======== SOURCE RECORDS

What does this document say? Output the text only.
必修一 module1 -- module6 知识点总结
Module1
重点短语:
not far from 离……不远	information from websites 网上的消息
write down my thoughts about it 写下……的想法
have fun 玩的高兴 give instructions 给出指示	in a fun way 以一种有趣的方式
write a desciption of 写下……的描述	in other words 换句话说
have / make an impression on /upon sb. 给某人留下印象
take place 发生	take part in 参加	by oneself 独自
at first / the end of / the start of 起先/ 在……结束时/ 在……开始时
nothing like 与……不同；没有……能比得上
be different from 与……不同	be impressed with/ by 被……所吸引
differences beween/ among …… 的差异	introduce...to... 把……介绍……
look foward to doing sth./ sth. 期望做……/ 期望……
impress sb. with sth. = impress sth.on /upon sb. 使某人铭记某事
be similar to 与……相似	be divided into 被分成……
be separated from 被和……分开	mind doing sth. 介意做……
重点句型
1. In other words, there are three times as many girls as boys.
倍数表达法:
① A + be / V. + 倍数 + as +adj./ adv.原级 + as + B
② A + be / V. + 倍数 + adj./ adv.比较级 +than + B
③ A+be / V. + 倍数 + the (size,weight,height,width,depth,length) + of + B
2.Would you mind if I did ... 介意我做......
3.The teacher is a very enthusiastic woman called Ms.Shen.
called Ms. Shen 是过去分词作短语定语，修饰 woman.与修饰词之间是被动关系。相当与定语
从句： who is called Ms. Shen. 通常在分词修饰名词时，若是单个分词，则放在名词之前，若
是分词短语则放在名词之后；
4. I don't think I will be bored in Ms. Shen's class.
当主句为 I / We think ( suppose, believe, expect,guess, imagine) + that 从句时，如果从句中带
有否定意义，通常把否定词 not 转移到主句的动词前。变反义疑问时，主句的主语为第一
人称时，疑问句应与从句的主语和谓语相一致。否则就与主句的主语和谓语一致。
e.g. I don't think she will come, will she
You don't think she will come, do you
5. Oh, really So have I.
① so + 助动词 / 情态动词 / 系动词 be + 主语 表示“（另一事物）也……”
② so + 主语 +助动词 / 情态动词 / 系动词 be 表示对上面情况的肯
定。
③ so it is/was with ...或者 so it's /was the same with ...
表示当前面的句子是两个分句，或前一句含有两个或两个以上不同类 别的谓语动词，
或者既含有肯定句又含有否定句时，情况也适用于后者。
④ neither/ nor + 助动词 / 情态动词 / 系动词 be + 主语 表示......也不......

================

## WRITTEN REQUEST
Out of the records, collect only those lines that contain the string "doing".

## SOLUTION TO THIS TASK
look foward to doing sth./ sth. 期望做……/ 期望……
be separated from 被和……分开	mind doing sth. 介意做……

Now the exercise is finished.